-- Exercise instructions --
Check the listing below for lines that hold "могут". How many are there? Please give only the number.

-- Records for the exercise --

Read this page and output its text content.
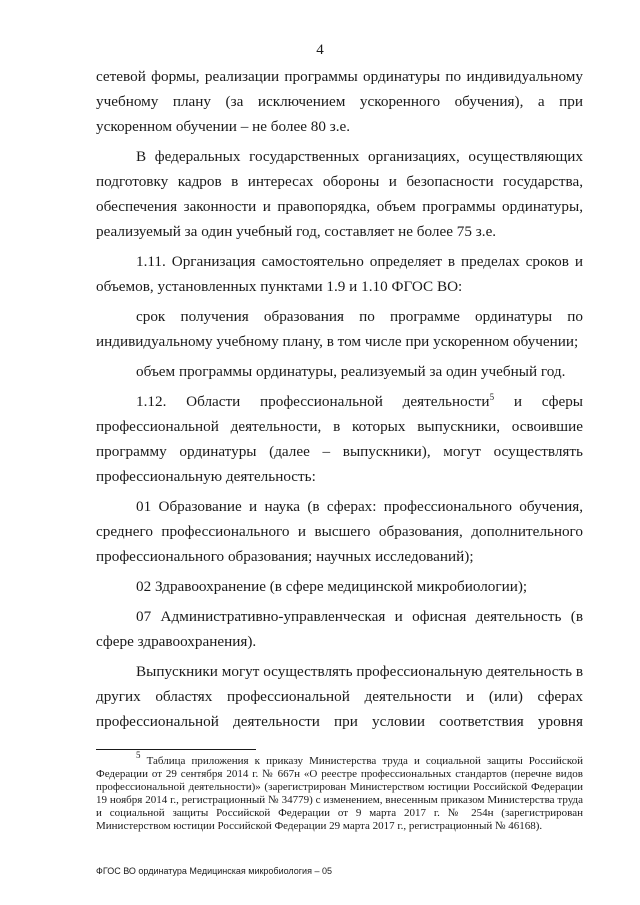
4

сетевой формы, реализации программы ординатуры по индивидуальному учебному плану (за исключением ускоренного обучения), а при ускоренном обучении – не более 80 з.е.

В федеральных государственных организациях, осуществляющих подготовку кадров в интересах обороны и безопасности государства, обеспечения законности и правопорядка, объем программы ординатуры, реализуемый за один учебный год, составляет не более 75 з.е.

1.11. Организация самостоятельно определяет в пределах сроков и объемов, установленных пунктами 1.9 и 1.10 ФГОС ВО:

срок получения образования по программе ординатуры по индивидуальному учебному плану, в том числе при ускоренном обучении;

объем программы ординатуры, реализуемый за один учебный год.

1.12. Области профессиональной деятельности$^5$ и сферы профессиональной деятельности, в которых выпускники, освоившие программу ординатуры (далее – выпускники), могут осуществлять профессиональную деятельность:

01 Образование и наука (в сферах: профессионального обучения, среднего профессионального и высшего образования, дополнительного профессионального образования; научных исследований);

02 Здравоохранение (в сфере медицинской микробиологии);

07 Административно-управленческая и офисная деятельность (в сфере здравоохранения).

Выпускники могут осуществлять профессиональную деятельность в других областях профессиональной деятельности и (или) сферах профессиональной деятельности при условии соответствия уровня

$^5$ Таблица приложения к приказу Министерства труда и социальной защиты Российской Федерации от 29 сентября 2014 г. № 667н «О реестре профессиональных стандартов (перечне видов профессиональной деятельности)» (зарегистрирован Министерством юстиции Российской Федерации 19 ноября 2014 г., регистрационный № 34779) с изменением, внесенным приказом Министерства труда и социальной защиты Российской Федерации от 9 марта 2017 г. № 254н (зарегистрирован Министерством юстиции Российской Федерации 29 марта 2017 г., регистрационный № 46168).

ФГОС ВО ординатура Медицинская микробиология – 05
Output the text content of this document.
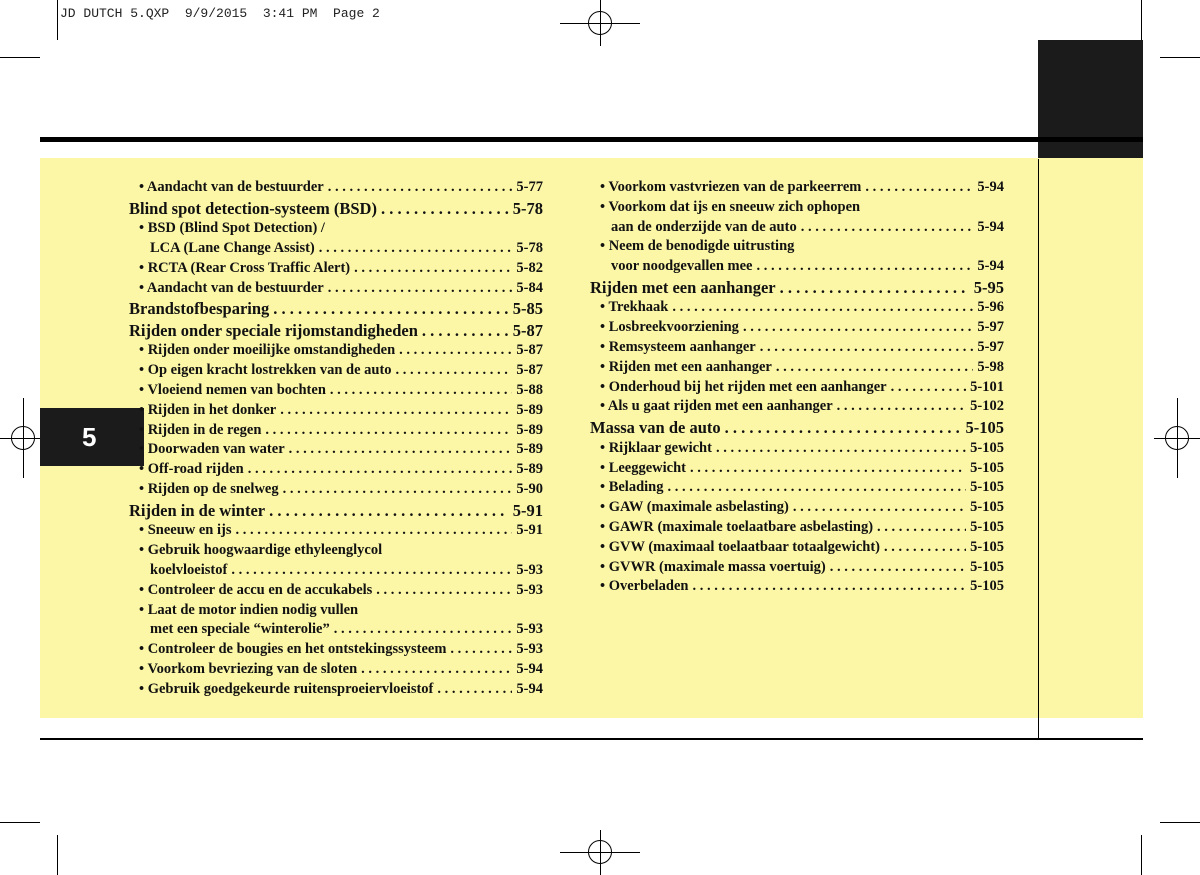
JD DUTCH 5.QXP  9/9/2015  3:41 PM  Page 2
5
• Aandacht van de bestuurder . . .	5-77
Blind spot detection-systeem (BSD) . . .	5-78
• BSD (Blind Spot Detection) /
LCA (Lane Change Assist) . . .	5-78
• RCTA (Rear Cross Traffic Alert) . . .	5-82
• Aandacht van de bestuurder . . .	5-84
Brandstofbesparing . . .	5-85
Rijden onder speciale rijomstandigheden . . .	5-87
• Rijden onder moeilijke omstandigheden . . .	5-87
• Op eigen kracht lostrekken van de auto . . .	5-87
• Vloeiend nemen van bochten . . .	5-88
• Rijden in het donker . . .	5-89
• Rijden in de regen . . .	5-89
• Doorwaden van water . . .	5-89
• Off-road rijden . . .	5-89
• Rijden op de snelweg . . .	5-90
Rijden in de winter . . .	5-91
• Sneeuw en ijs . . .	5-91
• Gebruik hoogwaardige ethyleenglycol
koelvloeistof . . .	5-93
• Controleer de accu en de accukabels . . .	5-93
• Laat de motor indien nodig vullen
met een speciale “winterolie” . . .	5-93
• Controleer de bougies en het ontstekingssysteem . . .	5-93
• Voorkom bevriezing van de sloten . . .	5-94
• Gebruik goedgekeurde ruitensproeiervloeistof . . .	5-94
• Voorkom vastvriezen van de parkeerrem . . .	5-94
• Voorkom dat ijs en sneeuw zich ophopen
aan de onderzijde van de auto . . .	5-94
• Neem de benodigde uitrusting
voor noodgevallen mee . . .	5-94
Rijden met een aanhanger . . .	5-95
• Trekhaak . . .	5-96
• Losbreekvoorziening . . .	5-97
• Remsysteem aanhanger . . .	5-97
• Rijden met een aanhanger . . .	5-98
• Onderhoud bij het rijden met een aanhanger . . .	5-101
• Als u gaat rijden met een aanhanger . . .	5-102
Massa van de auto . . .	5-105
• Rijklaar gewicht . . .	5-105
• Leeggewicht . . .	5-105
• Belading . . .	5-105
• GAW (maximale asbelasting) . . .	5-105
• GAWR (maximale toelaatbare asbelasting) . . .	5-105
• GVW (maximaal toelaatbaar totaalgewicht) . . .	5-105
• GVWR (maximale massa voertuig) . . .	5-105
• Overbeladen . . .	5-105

* * *

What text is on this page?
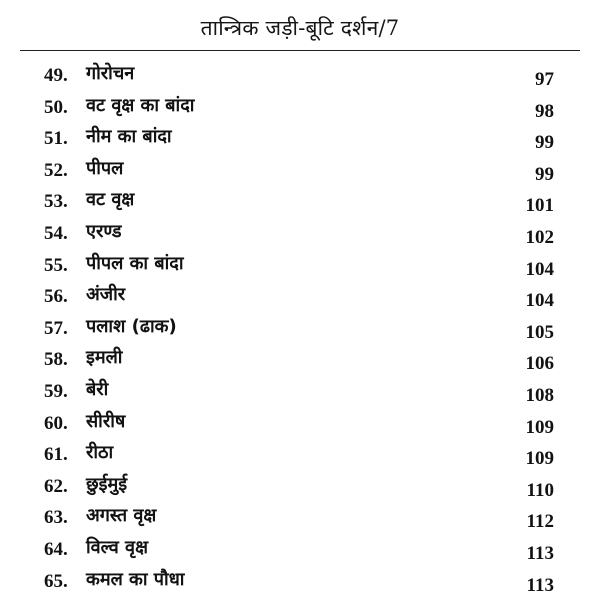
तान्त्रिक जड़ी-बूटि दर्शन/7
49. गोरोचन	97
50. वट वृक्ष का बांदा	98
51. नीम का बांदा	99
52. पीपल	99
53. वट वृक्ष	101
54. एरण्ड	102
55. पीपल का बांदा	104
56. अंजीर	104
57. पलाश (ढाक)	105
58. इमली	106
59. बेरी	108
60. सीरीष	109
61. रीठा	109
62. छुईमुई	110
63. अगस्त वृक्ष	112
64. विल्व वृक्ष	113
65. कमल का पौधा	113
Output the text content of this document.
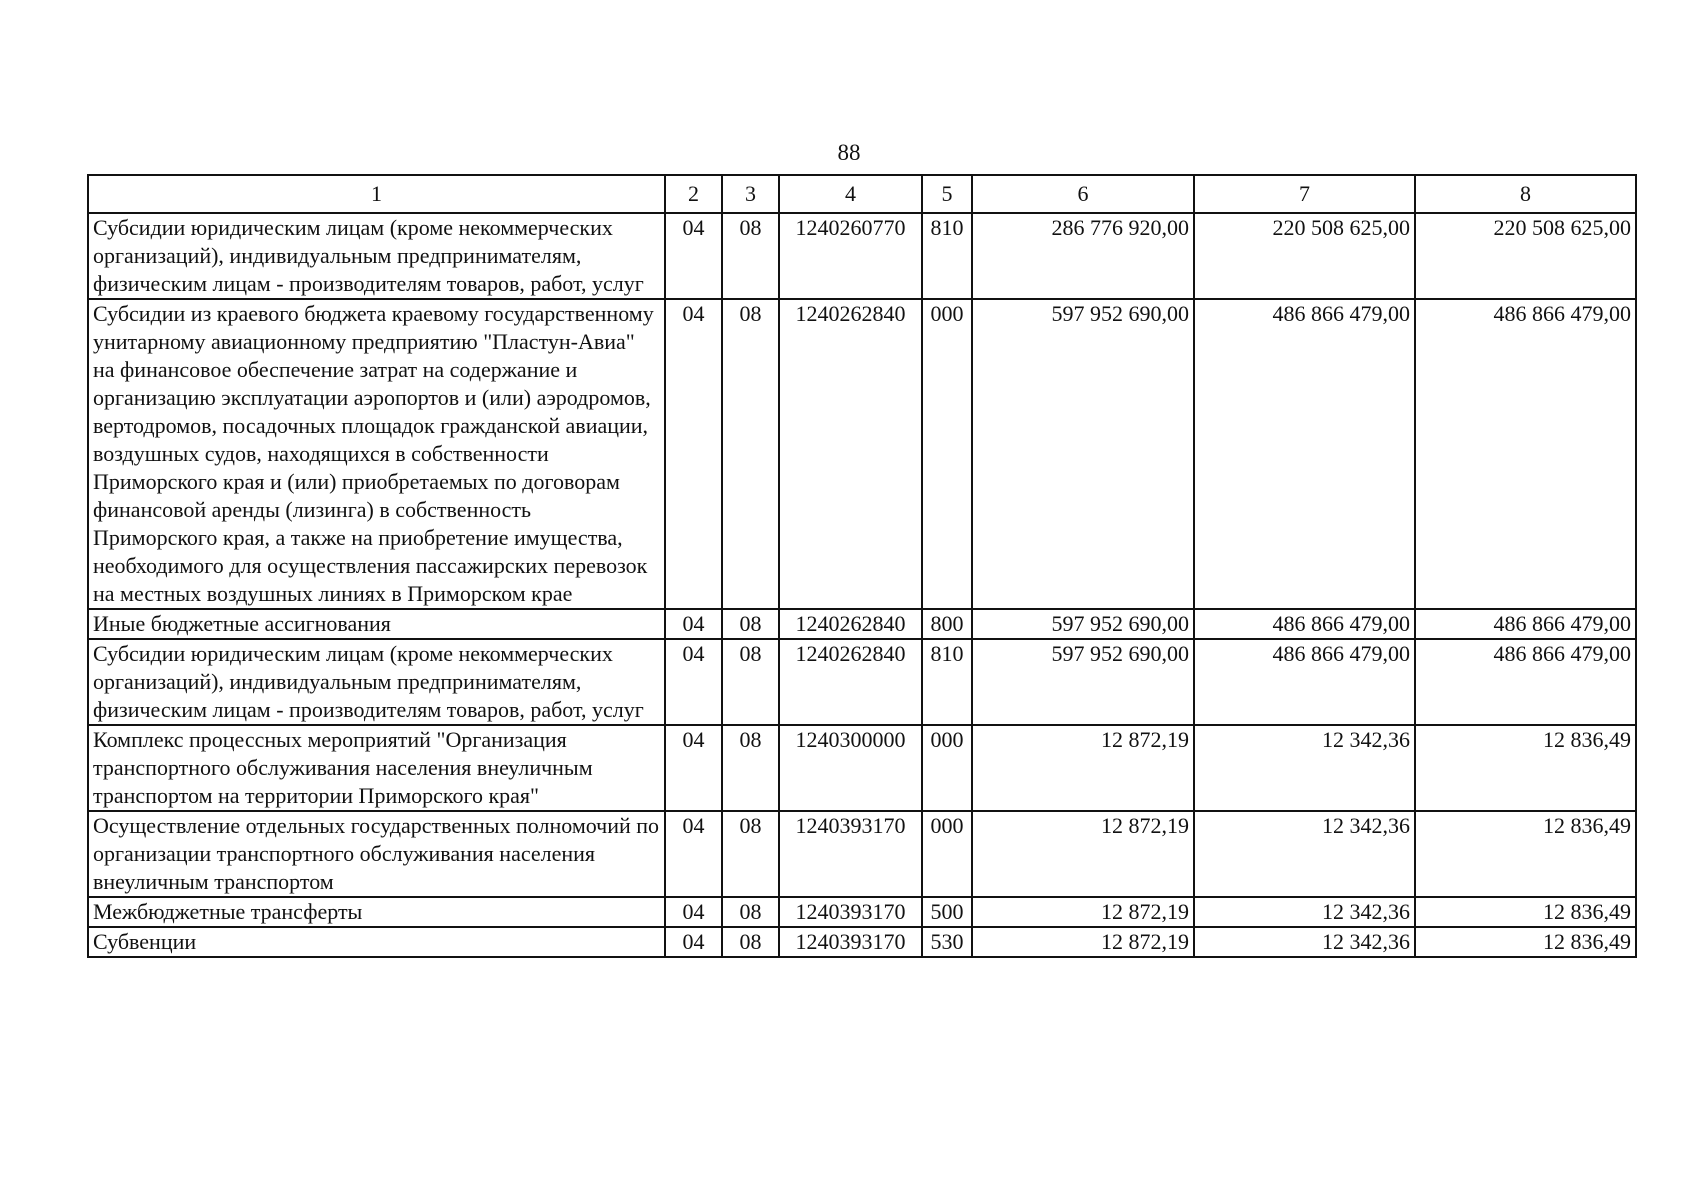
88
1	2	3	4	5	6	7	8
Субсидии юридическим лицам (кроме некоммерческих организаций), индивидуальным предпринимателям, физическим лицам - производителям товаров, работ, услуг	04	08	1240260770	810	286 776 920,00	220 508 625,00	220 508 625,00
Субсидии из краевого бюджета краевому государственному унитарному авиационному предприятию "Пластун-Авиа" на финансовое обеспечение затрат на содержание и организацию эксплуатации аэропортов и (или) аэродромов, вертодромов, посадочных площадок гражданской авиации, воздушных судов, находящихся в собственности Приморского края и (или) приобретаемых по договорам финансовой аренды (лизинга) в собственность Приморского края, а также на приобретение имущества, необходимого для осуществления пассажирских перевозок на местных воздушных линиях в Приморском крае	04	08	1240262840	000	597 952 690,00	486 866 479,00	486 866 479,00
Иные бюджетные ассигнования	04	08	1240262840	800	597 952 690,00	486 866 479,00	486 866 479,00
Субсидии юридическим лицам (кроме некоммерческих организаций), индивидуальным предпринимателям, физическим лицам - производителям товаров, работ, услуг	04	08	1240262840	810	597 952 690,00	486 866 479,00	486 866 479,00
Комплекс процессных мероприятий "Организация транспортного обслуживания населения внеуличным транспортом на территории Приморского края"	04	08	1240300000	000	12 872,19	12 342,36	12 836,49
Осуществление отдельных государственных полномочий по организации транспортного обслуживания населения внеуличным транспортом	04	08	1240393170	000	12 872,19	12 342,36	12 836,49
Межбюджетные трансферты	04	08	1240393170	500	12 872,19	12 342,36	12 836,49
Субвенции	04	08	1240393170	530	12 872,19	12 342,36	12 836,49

-- Solved exercise --
2